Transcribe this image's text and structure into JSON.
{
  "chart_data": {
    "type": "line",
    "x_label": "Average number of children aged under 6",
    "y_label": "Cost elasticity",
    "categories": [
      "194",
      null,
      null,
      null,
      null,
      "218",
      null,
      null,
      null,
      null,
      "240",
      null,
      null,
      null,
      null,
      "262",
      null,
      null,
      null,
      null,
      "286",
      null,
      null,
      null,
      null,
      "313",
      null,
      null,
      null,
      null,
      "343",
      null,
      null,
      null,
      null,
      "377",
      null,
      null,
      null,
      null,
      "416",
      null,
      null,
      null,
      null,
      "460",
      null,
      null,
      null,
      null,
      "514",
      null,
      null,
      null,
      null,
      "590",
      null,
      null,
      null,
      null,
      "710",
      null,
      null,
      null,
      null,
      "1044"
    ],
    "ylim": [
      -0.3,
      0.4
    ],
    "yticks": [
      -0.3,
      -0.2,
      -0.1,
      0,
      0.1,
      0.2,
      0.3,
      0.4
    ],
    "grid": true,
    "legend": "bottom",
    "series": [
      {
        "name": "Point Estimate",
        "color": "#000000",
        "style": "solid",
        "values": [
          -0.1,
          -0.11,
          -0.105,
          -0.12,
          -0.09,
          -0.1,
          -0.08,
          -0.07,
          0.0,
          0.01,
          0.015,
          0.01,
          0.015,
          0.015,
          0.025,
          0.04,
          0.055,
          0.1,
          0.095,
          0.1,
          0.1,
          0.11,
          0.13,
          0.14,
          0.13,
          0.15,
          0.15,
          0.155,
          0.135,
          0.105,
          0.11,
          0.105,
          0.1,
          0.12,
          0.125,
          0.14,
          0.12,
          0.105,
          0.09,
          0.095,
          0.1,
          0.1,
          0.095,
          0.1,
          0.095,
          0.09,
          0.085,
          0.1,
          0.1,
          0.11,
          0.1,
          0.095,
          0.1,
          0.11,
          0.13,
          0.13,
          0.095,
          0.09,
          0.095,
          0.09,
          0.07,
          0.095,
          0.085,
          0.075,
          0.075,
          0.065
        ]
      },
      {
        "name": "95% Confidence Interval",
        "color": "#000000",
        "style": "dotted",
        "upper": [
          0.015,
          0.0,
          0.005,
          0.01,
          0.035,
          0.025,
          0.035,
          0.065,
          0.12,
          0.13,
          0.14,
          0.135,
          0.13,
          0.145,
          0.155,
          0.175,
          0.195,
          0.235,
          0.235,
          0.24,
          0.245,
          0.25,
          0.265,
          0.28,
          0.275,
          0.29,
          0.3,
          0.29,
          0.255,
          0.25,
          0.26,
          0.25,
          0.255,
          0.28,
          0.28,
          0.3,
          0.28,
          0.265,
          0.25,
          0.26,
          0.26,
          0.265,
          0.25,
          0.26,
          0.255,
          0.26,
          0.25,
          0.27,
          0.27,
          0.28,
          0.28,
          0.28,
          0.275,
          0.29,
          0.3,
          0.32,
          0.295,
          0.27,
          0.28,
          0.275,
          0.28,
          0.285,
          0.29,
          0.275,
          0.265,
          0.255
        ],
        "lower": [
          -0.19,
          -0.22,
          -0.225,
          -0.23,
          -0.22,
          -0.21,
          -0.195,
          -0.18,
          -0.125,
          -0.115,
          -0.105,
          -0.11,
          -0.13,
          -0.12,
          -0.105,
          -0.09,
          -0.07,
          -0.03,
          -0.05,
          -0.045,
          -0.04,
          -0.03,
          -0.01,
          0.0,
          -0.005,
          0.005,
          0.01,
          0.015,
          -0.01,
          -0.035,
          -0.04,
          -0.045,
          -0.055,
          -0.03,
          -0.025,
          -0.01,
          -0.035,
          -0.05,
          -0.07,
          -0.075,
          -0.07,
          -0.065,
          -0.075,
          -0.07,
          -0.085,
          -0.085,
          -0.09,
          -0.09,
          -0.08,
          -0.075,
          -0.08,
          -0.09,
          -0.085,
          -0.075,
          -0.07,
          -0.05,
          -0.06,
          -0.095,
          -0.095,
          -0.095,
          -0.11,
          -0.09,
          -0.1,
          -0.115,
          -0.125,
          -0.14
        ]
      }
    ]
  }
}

*-*-*

Exercise task: Reproduce all of the entries word for word.

Output of the task:
Transcribe this image's text and structure into JSON.
{
  "chart_data": {
    "type": "line",
    "x_label": "Average number of children aged under 6",
    "y_label": "Cost elasticity",
    "categories": [
      "194",
      null,
      null,
      null,
      null,
      "218",
      null,
      null,
      null,
      null,
      "240",
      null,
      null,
      null,
      null,
      "262",
      null,
      null,
      null,
      null,
      "286",
      null,
      null,
      null,
      null,
      "313",
      null,
      null,
      null,
      null,
      "343",
      null,
      null,
      null,
      null,
      "377",
      null,
      null,
      null,
      null,
      "416",
      null,
      null,
      null,
      null,
      "460",
      null,
      null,
      null,
      null,
      "514",
      null,
      null,
      null,
      null,
      "590",
      null,
      null,
      null,
      null,
      "710",
      null,
      null,
      null,
      null,
      "1044"
    ],
    "ylim": [
      -0.3,
      0.4
    ],
    "yticks": [
      -0.3,
      -0.2,
      -0.1,
      0,
      0.1,
      0.2,
      0.3,
      0.4
    ],
    "grid": true,
    "legend": "bottom",
    "series": [
      {
        "name": "Point Estimate",
        "color": "#000000",
        "style": "solid",
        "values": [
          -0.1,
          -0.11,
          -0.105,
          -0.12,
          -0.09,
          -0.1,
          -0.08,
          -0.07,
          0.0,
          0.01,
          0.015,
          0.01,
          0.015,
          0.015,
          0.025,
          0.04,
          0.055,
          0.1,
          0.095,
          0.1,
          0.1,
          0.11,
          0.13,
          0.14,
          0.13,
          0.15,
          0.15,
          0.155,
          0.135,
          0.105,
          0.11,
          0.105,
          0.1,
          0.12,
          0.125,
          0.14,
          0.12,
          0.105,
          0.09,
          0.095,
          0.1,
          0.1,
          0.095,
          0.1,
          0.095,
          0.09,
          0.085,
          0.1,
          0.1,
          0.11,
          0.1,
          0.095,
          0.1,
          0.11,
          0.13,
          0.13,
          0.095,
          0.09,
          0.095,
          0.09,
          0.07,
          0.095,
          0.085,
          0.075,
          0.075,
          0.065
        ]
      },
      {
        "name": "95% Confidence Interval",
        "color": "#000000",
        "style": "dotted",
        "upper": [
          0.015,
          0.0,
          0.005,
          0.01,
          0.035,
          0.025,
          0.035,
          0.065,
          0.12,
          0.13,
          0.14,
          0.135,
          0.13,
          0.145,
          0.155,
          0.175,
          0.195,
          0.235,
          0.235,
          0.24,
          0.245,
          0.25,
          0.265,
          0.28,
          0.275,
          0.29,
          0.3,
          0.29,
          0.255,
          0.25,
          0.26,
          0.25,
          0.255,
          0.28,
          0.28,
          0.3,
          0.28,
          0.265,
          0.25,
          0.26,
          0.26,
          0.265,
          0.25,
          0.26,
          0.255,
          0.26,
          0.25,
          0.27,
          0.27,
          0.28,
          0.28,
          0.28,
          0.275,
          0.29,
          0.3,
          0.32,
          0.295,
          0.27,
          0.28,
          0.275,
          0.28,
          0.285,
          0.29,
          0.275,
          0.265,
          0.255
        ],
        "lower": [
          -0.19,
          -0.22,
          -0.225,
          -0.23,
          -0.22,
          -0.21,
          -0.195,
          -0.18,
          -0.125,
          -0.115,
          -0.105,
          -0.11,
          -0.13,
          -0.12,
          -0.105,
          -0.09,
          -0.07,
          -0.03,
          -0.05,
          -0.045,
          -0.04,
          -0.03,
          -0.01,
          0.0,
          -0.005,
          0.005,
          0.01,
          0.015,
          -0.01,
          -0.035,
          -0.04,
          -0.045,
          -0.055,
          -0.03,
          -0.025,
          -0.01,
          -0.035,
          -0.05,
          -0.07,
          -0.075,
          -0.07,
          -0.065,
          -0.075,
          -0.07,
          -0.085,
          -0.085,
          -0.09,
          -0.09,
          -0.08,
          -0.075,
          -0.08,
          -0.09,
          -0.085,
          -0.075,
          -0.07,
          -0.05,
          -0.06,
          -0.095,
          -0.095,
          -0.095,
          -0.11,
          -0.09,
          -0.1,
          -0.115,
          -0.125,
          -0.14
        ]
      }
    ]
  }
}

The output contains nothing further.